(Rows from a dataset)

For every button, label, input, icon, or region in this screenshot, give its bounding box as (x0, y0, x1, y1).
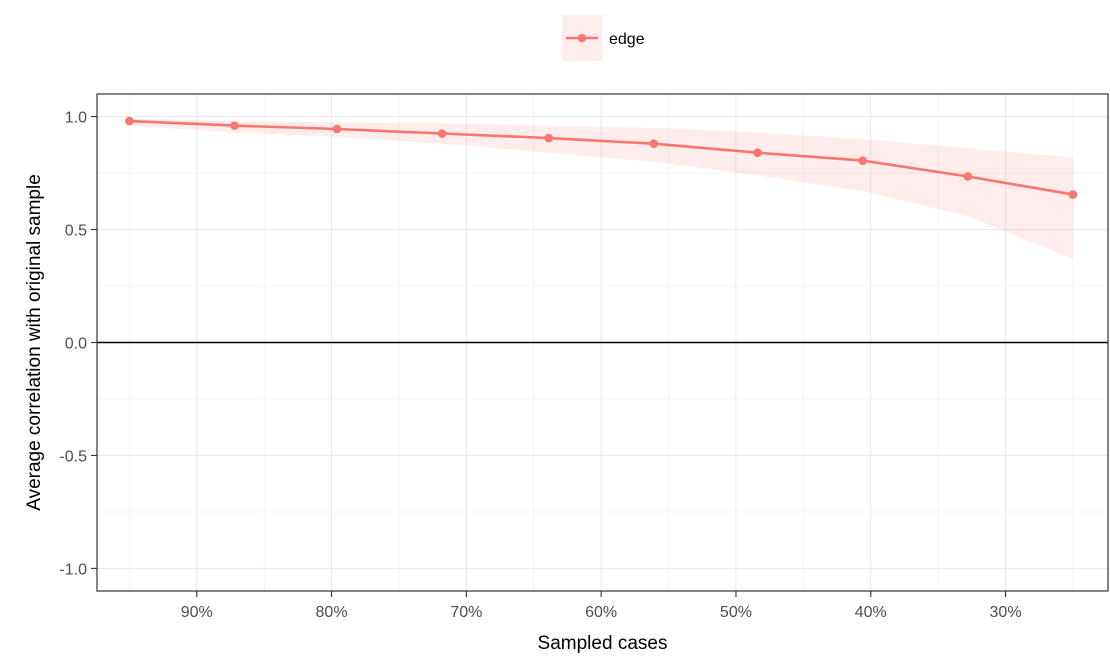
y-axis-title: Average correlation with original sample (24, 174, 45, 511)
data-point-edge-5 (649, 139, 659, 148)
y-tick-label-1: 0.5 (65, 223, 87, 240)
x-tick-label-3: 60% (585, 604, 617, 621)
y-tick-label-0: 1.0 (65, 110, 87, 127)
data-point-edge-0 (125, 116, 134, 126)
y-tick-label-4: -1.0 (59, 561, 87, 578)
y-tick-label-3: -0.5 (59, 448, 87, 465)
legend: edge (562, 15, 645, 61)
data-point-edge-3 (437, 129, 447, 138)
data-point-edge-4 (544, 133, 553, 143)
x-tick-label-4: 50% (720, 604, 752, 621)
data-point-edge-6 (753, 148, 762, 158)
data-point-edge-1 (230, 121, 239, 130)
series-line-edge (129, 119, 1074, 196)
y-tick-label-2: 0.0 (65, 336, 87, 353)
confidence-ribbon-edge (129, 118, 1073, 259)
legend-label-edge: edge (609, 31, 645, 48)
data-point-edge-8 (963, 172, 973, 181)
series-layer (125, 116, 1078, 199)
x-tick-label-0: 90% (181, 604, 213, 621)
confidence-ribbon-layer (129, 118, 1073, 259)
x-tick-label-5: 40% (855, 604, 887, 621)
x-tick-label-6: 30% (990, 604, 1022, 621)
y-axis: 1.0 0.5 0.0 -0.5 -1.0 (59, 110, 97, 578)
data-point-edge-2 (332, 124, 342, 134)
x-axis: 90% 80% 70% 60% 50% 40% 30% (181, 591, 1022, 621)
x-tick-label-2: 70% (450, 604, 482, 621)
data-point-edge-7 (858, 156, 867, 165)
data-point-edge-9 (1068, 190, 1078, 199)
x-tick-label-1: 80% (316, 604, 348, 621)
x-axis-title: Sampled cases (538, 633, 668, 654)
legend-key-point (577, 33, 587, 43)
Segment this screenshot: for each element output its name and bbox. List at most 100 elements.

▶ _Given exercise_: Recast every line of the material above as a JSON list of strings, one string per line, skipping blank lines and leaving out the pictures.

▶ _Result for this exercise_:
[
  "For every button, label, input, icon, or region in this screenshot, give its bounding box as (x0, y0, x1, y1).",
  "y-axis-title: Average correlation with original sample (24, 174, 45, 511)",
  "data-point-edge-5 (649, 139, 659, 148)",
  "y-tick-label-1: 0.5 (65, 223, 87, 240)",
  "x-tick-label-3: 60% (585, 604, 617, 621)",
  "y-tick-label-0: 1.0 (65, 110, 87, 127)",
  "data-point-edge-0 (125, 116, 134, 126)",
  "y-tick-label-4: -1.0 (59, 561, 87, 578)",
  "y-tick-label-3: -0.5 (59, 448, 87, 465)",
  "legend: edge (562, 15, 645, 61)",
  "data-point-edge-3 (437, 129, 447, 138)",
  "data-point-edge-4 (544, 133, 553, 143)",
  "x-tick-label-4: 50% (720, 604, 752, 621)",
  "data-point-edge-6 (753, 148, 762, 158)",
  "data-point-edge-1 (230, 121, 239, 130)",
  "series-line-edge (129, 119, 1074, 196)",
  "y-tick-label-2: 0.0 (65, 336, 87, 353)",
  "confidence-ribbon-edge (129, 118, 1073, 259)",
  "legend-label-edge: edge (609, 31, 645, 48)",
  "data-point-edge-8 (963, 172, 973, 181)",
  "series-layer (125, 116, 1078, 199)",
  "x-tick-label-0: 90% (181, 604, 213, 621)",
  "confidence-ribbon-layer (129, 118, 1073, 259)",
  "x-tick-label-5: 40% (855, 604, 887, 621)",
  "x-tick-label-6: 30% (990, 604, 1022, 621)",
  "y-axis: 1.0 0.5 0.0 -0.5 -1.0 (59, 110, 97, 578)",
  "data-point-edge-2 (332, 124, 342, 134)",
  "x-axis: 90% 80% 70% 60% 50% 40% 30% (181, 591, 1022, 621)",
  "x-tick-label-2: 70% (450, 604, 482, 621)",
  "data-point-edge-7 (858, 156, 867, 165)",
  "data-point-edge-9 (1068, 190, 1078, 199)",
  "x-tick-label-1: 80% (316, 604, 348, 621)",
  "x-axis-title: Sampled cases (538, 633, 668, 654)",
  "legend-key-point (577, 33, 587, 43)",
  "Segment this screenshot: for each element output its name and bbox. List at most 100 elements."
]